<<<<

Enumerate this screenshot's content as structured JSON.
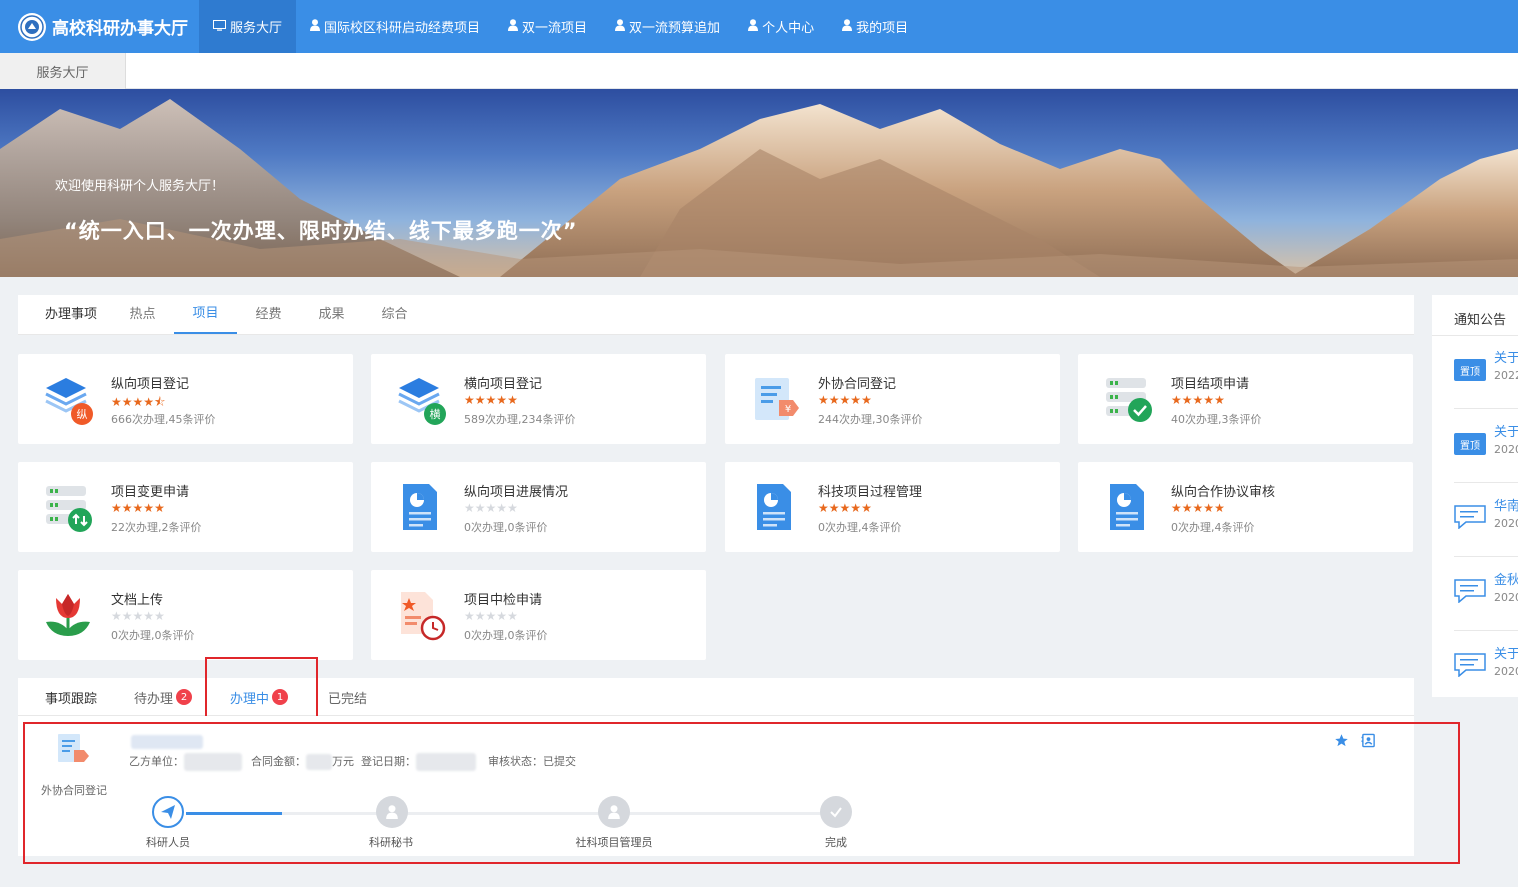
{
  "brand": {
    "title": "高校科研办事大厅"
  },
  "nav": [
    {
      "label": "服务大厅",
      "icon": "monitor-icon",
      "active": true
    },
    {
      "label": "国际校区科研启动经费项目",
      "icon": "user-icon"
    },
    {
      "label": "双一流项目",
      "icon": "user-icon"
    },
    {
      "label": "双一流预算追加",
      "icon": "user-icon"
    },
    {
      "label": "个人中心",
      "icon": "user-icon"
    },
    {
      "label": "我的项目",
      "icon": "user-icon"
    }
  ],
  "breadcrumb": {
    "tab": "服务大厅"
  },
  "hero": {
    "welcome": "欢迎使用科研个人服务大厅！",
    "slogan": "“统一入口、一次办理、限时办结、线下最多跑一次”"
  },
  "services": {
    "title": "办理事项",
    "tabs": [
      "热点",
      "项目",
      "经费",
      "成果",
      "综合"
    ],
    "active_tab": "项目",
    "cards": [
      {
        "name": "纵向项目登记",
        "rating": 4.5,
        "stat": "666次办理,45条评价",
        "icon": "vertical-project-icon"
      },
      {
        "name": "横向项目登记",
        "rating": 5,
        "stat": "589次办理,234条评价",
        "icon": "horizontal-project-icon"
      },
      {
        "name": "外协合同登记",
        "rating": 5,
        "stat": "244次办理,30条评价",
        "icon": "contract-icon"
      },
      {
        "name": "项目结项申请",
        "rating": 5,
        "stat": "40次办理,3条评价",
        "icon": "project-close-icon"
      },
      {
        "name": "项目变更申请",
        "rating": 5,
        "stat": "22次办理,2条评价",
        "icon": "project-change-icon"
      },
      {
        "name": "纵向项目进展情况",
        "rating": 0,
        "stat": "0次办理,0条评价",
        "icon": "report-icon"
      },
      {
        "name": "科技项目过程管理",
        "rating": 5,
        "stat": "0次办理,4条评价",
        "icon": "report-icon"
      },
      {
        "name": "纵向合作协议审核",
        "rating": 5,
        "stat": "0次办理,4条评价",
        "icon": "report-icon"
      },
      {
        "name": "文档上传",
        "rating": 0,
        "stat": "0次办理,0条评价",
        "icon": "tulip-icon"
      },
      {
        "name": "项目中检申请",
        "rating": 0,
        "stat": "0次办理,0条评价",
        "icon": "midterm-check-icon"
      }
    ]
  },
  "tracking": {
    "title": "事项跟踪",
    "tabs": [
      {
        "label": "待办理",
        "badge": "2"
      },
      {
        "label": "办理中",
        "badge": "1"
      },
      {
        "label": "已完结",
        "badge": ""
      }
    ],
    "active_tab": "办理中",
    "item": {
      "type_label": "外协合同登记",
      "party_label": "乙方单位：",
      "amount_label": "合同金额：",
      "amount_unit": "万元",
      "date_label": "登记日期：",
      "status_label": "审核状态：已提交",
      "steps": [
        "科研人员",
        "科研秘书",
        "社科项目管理员",
        "完成"
      ],
      "current_step": 1
    }
  },
  "notice": {
    "title": "通知公告",
    "items": [
      {
        "tag": "置顶",
        "text": "关于",
        "year": "2022"
      },
      {
        "tag": "置顶",
        "text": "关于",
        "year": "2020"
      },
      {
        "tag": "",
        "text": "华南",
        "year": "2020"
      },
      {
        "tag": "",
        "text": "金秋",
        "year": "2020"
      },
      {
        "tag": "",
        "text": "关于",
        "year": "2020"
      }
    ]
  },
  "colors": {
    "primary": "#3a8ee6",
    "star": "#e8691e",
    "highlight": "#e0262b",
    "badge": "#f0414b"
  }
}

>>>>

EXERCISE PROMPT => Copy out each line in the preceding records that contains "project".

TASK SOLUTION =>
        "icon": "vertical-project-icon"
        "icon": "horizontal-project-icon"
        "icon": "project-close-icon"
        "icon": "project-change-icon"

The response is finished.